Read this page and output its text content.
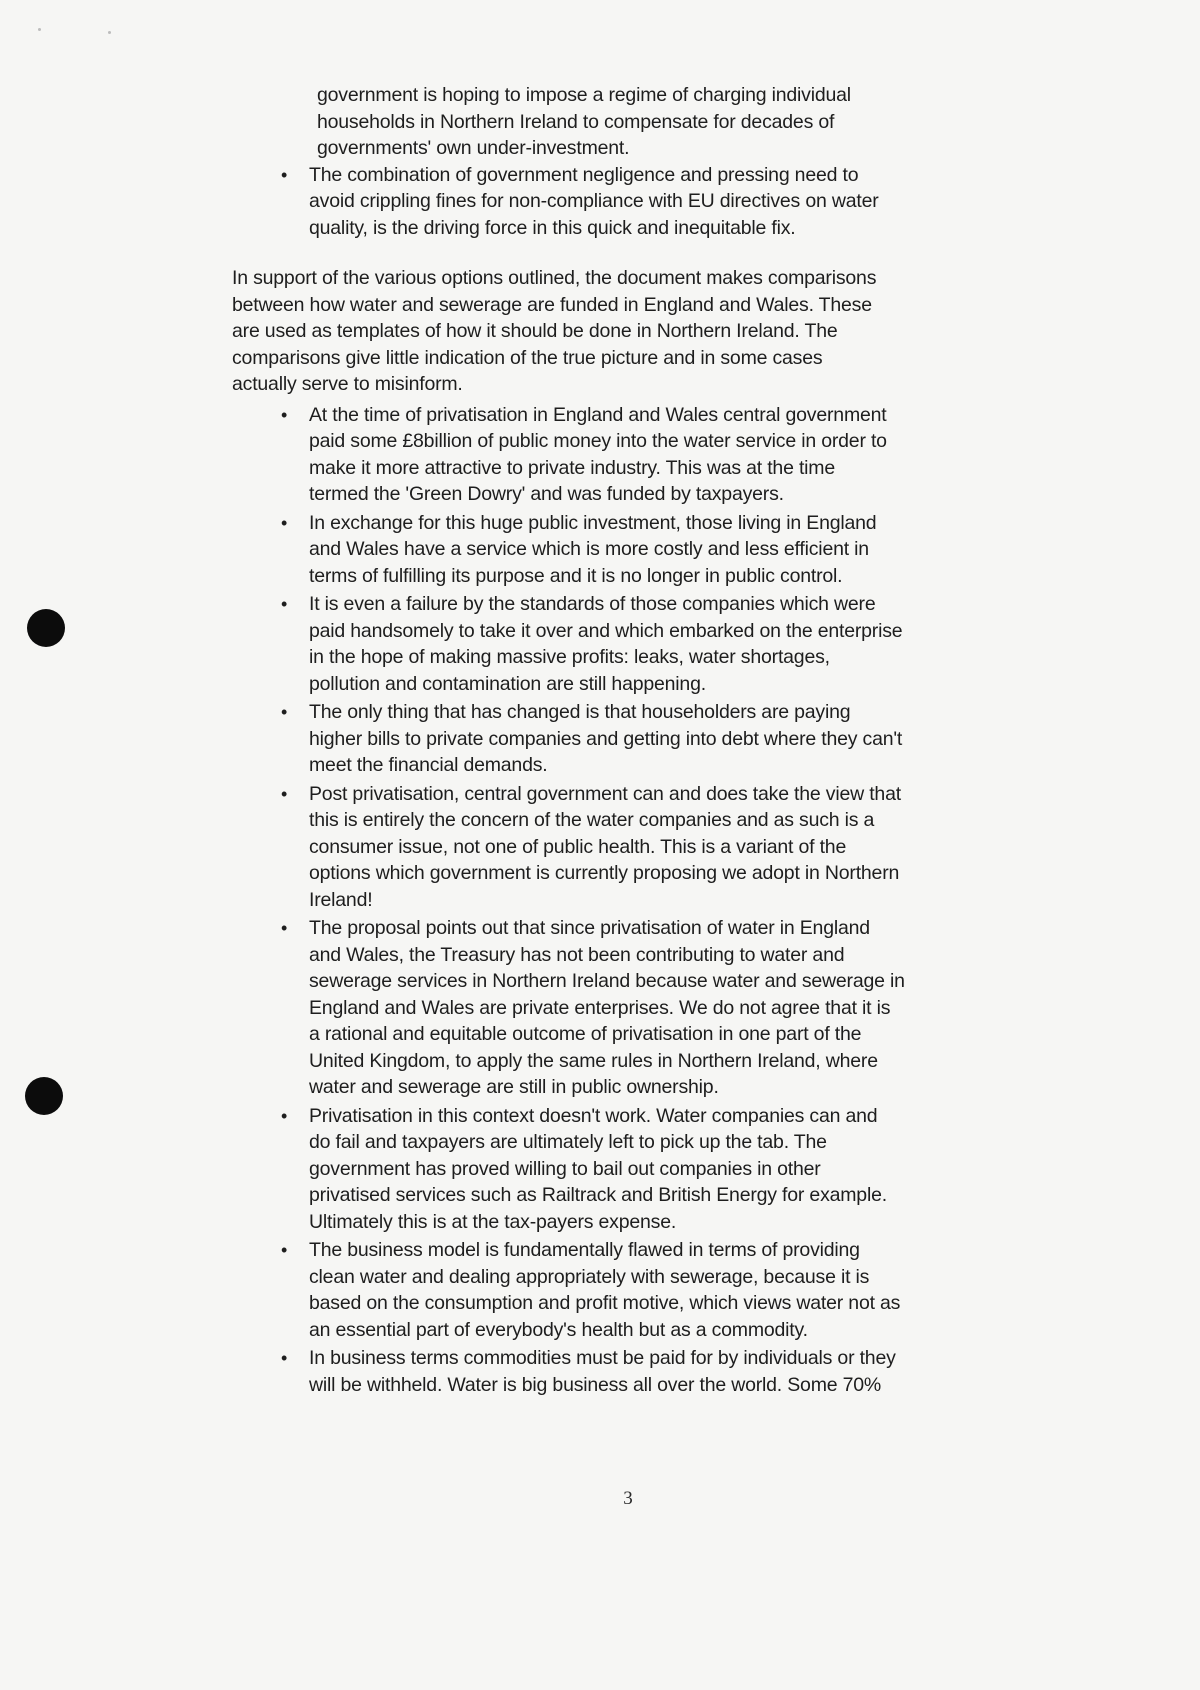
government is hoping to impose a regime of charging individual
households in Northern Ireland to compensate for decades of
governments' own under-investment.
• The combination of government negligence and pressing need to
avoid crippling fines for non-compliance with EU directives on water
quality, is the driving force in this quick and inequitable fix.

In support of the various options outlined, the document makes comparisons
between how water and sewerage are funded in England and Wales. These
are used as templates of how it should be done in Northern Ireland. The
comparisons give little indication of the true picture and in some cases
actually serve to misinform.

• At the time of privatisation in England and Wales central government
paid some £8billion of public money into the water service in order to
make it more attractive to private industry. This was at the time
termed the 'Green Dowry' and was funded by taxpayers.
• In exchange for this huge public investment, those living in England
and Wales have a service which is more costly and less efficient in
terms of fulfilling its purpose and it is no longer in public control.
• It is even a failure by the standards of those companies which were
paid handsomely to take it over and which embarked on the enterprise
in the hope of making massive profits: leaks, water shortages,
pollution and contamination are still happening.
• The only thing that has changed is that householders are paying
higher bills to private companies and getting into debt where they can't
meet the financial demands.
• Post privatisation, central government can and does take the view that
this is entirely the concern of the water companies and as such is a
consumer issue, not one of public health. This is a variant of the
options which government is currently proposing we adopt in Northern
Ireland!
• The proposal points out that since privatisation of water in England
and Wales, the Treasury has not been contributing to water and
sewerage services in Northern Ireland because water and sewerage in
England and Wales are private enterprises. We do not agree that it is
a rational and equitable outcome of privatisation in one part of the
United Kingdom, to apply the same rules in Northern Ireland, where
water and sewerage are still in public ownership.
• Privatisation in this context doesn't work. Water companies can and
do fail and taxpayers are ultimately left to pick up the tab. The
government has proved willing to bail out companies in other
privatised services such as Railtrack and British Energy for example.
Ultimately this is at the tax-payers expense.
• The business model is fundamentally flawed in terms of providing
clean water and dealing appropriately with sewerage, because it is
based on the consumption and profit motive, which views water not as
an essential part of everybody's health but as a commodity.
• In business terms commodities must be paid for by individuals or they
will be withheld. Water is big business all over the world. Some 70%
3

— What the task requires —
Write out every record above exactly as it stands, but leave out the pictures.

— Task answer —
Read this page and output its text content.
government is hoping to impose a regime of charging individual
households in Northern Ireland to compensate for decades of
governments' own under-investment.
• The combination of government negligence and pressing need to
avoid crippling fines for non-compliance with EU directives on water
quality, is the driving force in this quick and inequitable fix.

In support of the various options outlined, the document makes comparisons
between how water and sewerage are funded in England and Wales. These
are used as templates of how it should be done in Northern Ireland. The
comparisons give little indication of the true picture and in some cases
actually serve to misinform.

• At the time of privatisation in England and Wales central government
paid some £8billion of public money into the water service in order to
make it more attractive to private industry. This was at the time
termed the 'Green Dowry' and was funded by taxpayers.
• In exchange for this huge public investment, those living in England
and Wales have a service which is more costly and less efficient in
terms of fulfilling its purpose and it is no longer in public control.
• It is even a failure by the standards of those companies which were
paid handsomely to take it over and which embarked on the enterprise
in the hope of making massive profits: leaks, water shortages,
pollution and contamination are still happening.
• The only thing that has changed is that householders are paying
higher bills to private companies and getting into debt where they can't
meet the financial demands.
• Post privatisation, central government can and does take the view that
this is entirely the concern of the water companies and as such is a
consumer issue, not one of public health. This is a variant of the
options which government is currently proposing we adopt in Northern
Ireland!
• The proposal points out that since privatisation of water in England
and Wales, the Treasury has not been contributing to water and
sewerage services in Northern Ireland because water and sewerage in
England and Wales are private enterprises. We do not agree that it is
a rational and equitable outcome of privatisation in one part of the
United Kingdom, to apply the same rules in Northern Ireland, where
water and sewerage are still in public ownership.
• Privatisation in this context doesn't work. Water companies can and
do fail and taxpayers are ultimately left to pick up the tab. The
government has proved willing to bail out companies in other
privatised services such as Railtrack and British Energy for example.
Ultimately this is at the tax-payers expense.
• The business model is fundamentally flawed in terms of providing
clean water and dealing appropriately with sewerage, because it is
based on the consumption and profit motive, which views water not as
an essential part of everybody's health but as a commodity.
• In business terms commodities must be paid for by individuals or they
will be withheld. Water is big business all over the world. Some 70%
3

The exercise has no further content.